Return each entry exactly, omitting nothing.

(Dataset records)
########

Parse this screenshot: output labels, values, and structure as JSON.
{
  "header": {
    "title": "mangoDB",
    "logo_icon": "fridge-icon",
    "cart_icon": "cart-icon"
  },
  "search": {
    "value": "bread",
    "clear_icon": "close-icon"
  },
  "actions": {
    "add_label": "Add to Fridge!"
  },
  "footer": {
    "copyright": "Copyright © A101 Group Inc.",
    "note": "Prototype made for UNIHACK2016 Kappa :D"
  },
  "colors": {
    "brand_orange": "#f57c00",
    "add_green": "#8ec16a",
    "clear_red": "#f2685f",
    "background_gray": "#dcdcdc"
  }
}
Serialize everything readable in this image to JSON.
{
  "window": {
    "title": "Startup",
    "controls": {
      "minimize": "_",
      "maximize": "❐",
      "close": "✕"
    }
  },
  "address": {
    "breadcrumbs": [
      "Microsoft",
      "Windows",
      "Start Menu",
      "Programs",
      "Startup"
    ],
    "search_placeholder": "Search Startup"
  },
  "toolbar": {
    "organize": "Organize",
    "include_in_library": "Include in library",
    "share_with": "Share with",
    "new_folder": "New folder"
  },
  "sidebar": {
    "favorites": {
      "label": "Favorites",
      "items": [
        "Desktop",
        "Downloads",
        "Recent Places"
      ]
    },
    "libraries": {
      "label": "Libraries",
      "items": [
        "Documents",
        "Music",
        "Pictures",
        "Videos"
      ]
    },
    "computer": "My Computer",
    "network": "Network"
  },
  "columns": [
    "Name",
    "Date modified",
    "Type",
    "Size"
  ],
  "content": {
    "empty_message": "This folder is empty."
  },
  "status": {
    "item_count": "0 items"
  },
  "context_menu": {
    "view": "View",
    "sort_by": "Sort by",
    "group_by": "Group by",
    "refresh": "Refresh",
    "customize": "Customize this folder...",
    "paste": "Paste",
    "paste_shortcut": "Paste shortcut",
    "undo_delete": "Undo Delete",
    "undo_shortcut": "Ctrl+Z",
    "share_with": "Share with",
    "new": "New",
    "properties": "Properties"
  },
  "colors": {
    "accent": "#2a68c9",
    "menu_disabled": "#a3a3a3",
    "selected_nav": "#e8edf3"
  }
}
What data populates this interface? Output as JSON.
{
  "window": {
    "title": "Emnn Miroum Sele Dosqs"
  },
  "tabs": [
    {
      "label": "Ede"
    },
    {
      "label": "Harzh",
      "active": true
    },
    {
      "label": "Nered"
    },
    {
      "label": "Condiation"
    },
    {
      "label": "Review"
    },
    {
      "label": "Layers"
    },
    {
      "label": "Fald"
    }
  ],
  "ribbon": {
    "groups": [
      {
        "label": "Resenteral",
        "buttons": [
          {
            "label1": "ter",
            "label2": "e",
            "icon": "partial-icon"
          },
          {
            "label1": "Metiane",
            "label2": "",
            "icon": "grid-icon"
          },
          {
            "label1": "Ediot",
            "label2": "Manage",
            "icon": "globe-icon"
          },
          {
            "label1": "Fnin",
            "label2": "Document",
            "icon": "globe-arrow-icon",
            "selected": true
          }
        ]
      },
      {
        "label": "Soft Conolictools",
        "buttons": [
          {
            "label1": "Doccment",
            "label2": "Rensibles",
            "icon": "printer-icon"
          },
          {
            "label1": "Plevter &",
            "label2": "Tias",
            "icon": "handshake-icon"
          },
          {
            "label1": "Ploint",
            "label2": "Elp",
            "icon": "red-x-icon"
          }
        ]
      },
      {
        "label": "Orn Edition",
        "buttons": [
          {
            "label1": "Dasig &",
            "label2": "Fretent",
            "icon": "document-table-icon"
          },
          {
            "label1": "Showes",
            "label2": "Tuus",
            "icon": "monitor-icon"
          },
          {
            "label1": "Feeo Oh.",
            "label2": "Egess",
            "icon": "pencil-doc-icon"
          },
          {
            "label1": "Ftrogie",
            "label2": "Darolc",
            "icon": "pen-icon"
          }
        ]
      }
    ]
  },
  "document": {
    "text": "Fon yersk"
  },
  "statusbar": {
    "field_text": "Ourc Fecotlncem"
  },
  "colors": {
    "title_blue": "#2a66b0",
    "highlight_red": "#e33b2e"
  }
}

########

Written answer:
Parse this screenshot: output labels, values, and structure as JSON.
{
  "header": {
    "title": "mangoDB",
    "logo_icon": "fridge-icon",
    "cart_icon": "cart-icon"
  },
  "search": {
    "value": "bread",
    "clear_icon": "close-icon"
  },
  "actions": {
    "add_label": "Add to Fridge!"
  },
  "footer": {
    "copyright": "Copyright © A101 Group Inc.",
    "note": "Prototype made for UNIHACK2016 Kappa :D"
  },
  "colors": {
    "brand_orange": "#f57c00",
    "add_green": "#8ec16a",
    "clear_red": "#f2685f",
    "background_gray": "#dcdcdc"
  }
}
Serialize everything readable in this image to JSON.
{
  "window": {
    "title": "Startup",
    "controls": {
      "minimize": "_",
      "maximize": "❐",
      "close": "✕"
    }
  },
  "address": {
    "breadcrumbs": [
      "Microsoft",
      "Windows",
      "Start Menu",
      "Programs",
      "Startup"
    ],
    "search_placeholder": "Search Startup"
  },
  "toolbar": {
    "organize": "Organize",
    "include_in_library": "Include in library",
    "share_with": "Share with",
    "new_folder": "New folder"
  },
  "sidebar": {
    "favorites": {
      "label": "Favorites",
      "items": [
        "Desktop",
        "Downloads",
        "Recent Places"
      ]
    },
    "libraries": {
      "label": "Libraries",
      "items": [
        "Documents",
        "Music",
        "Pictures",
        "Videos"
      ]
    },
    "computer": "My Computer",
    "network": "Network"
  },
  "columns": [
    "Name",
    "Date modified",
    "Type",
    "Size"
  ],
  "content": {
    "empty_message": "This folder is empty."
  },
  "status": {
    "item_count": "0 items"
  },
  "context_menu": {
    "view": "View",
    "sort_by": "Sort by",
    "group_by": "Group by",
    "refresh": "Refresh",
    "customize": "Customize this folder...",
    "paste": "Paste",
    "paste_shortcut": "Paste shortcut",
    "undo_delete": "Undo Delete",
    "undo_shortcut": "Ctrl+Z",
    "share_with": "Share with",
    "new": "New",
    "properties": "Properties"
  },
  "colors": {
    "accent": "#2a68c9",
    "menu_disabled": "#a3a3a3",
    "selected_nav": "#e8edf3"
  }
}
What data populates this interface? Output as JSON.
{
  "window": {
    "title": "Emnn Miroum Sele Dosqs"
  },
  "tabs": [
    {
      "label": "Ede"
    },
    {
      "label": "Harzh",
      "active": true
    },
    {
      "label": "Nered"
    },
    {
      "label": "Condiation"
    },
    {
      "label": "Review"
    },
    {
      "label": "Layers"
    },
    {
      "label": "Fald"
    }
  ],
  "ribbon": {
    "groups": [
      {
        "label": "Resenteral",
        "buttons": [
          {
            "label1": "ter",
            "label2": "e",
            "icon": "partial-icon"
          },
          {
            "label1": "Metiane",
            "label2": "",
            "icon": "grid-icon"
          },
          {
            "label1": "Ediot",
            "label2": "Manage",
            "icon": "globe-icon"
          },
          {
            "label1": "Fnin",
            "label2": "Document",
            "icon": "globe-arrow-icon",
            "selected": true
          }
        ]
      },
      {
        "label": "Soft Conolictools",
        "buttons": [
          {
            "label1": "Doccment",
            "label2": "Rensibles",
            "icon": "printer-icon"
          },
          {
            "label1": "Plevter &",
            "label2": "Tias",
            "icon": "handshake-icon"
          },
          {
            "label1": "Ploint",
            "label2": "Elp",
            "icon": "red-x-icon"
          }
        ]
      },
      {
        "label": "Orn Edition",
        "buttons": [
          {
            "label1": "Dasig &",
            "label2": "Fretent",
            "icon": "document-table-icon"
          },
          {
            "label1": "Showes",
            "label2": "Tuus",
            "icon": "monitor-icon"
          },
          {
            "label1": "Feeo Oh.",
            "label2": "Egess",
            "icon": "pencil-doc-icon"
          },
          {
            "label1": "Ftrogie",
            "label2": "Darolc",
            "icon": "pen-icon"
          }
        ]
      }
    ]
  },
  "document": {
    "text": "Fon yersk"
  },
  "statusbar": {
    "field_text": "Ourc Fecotlncem"
  },
  "colors": {
    "title_blue": "#2a66b0",
    "highlight_red": "#e33b2e"
  }
}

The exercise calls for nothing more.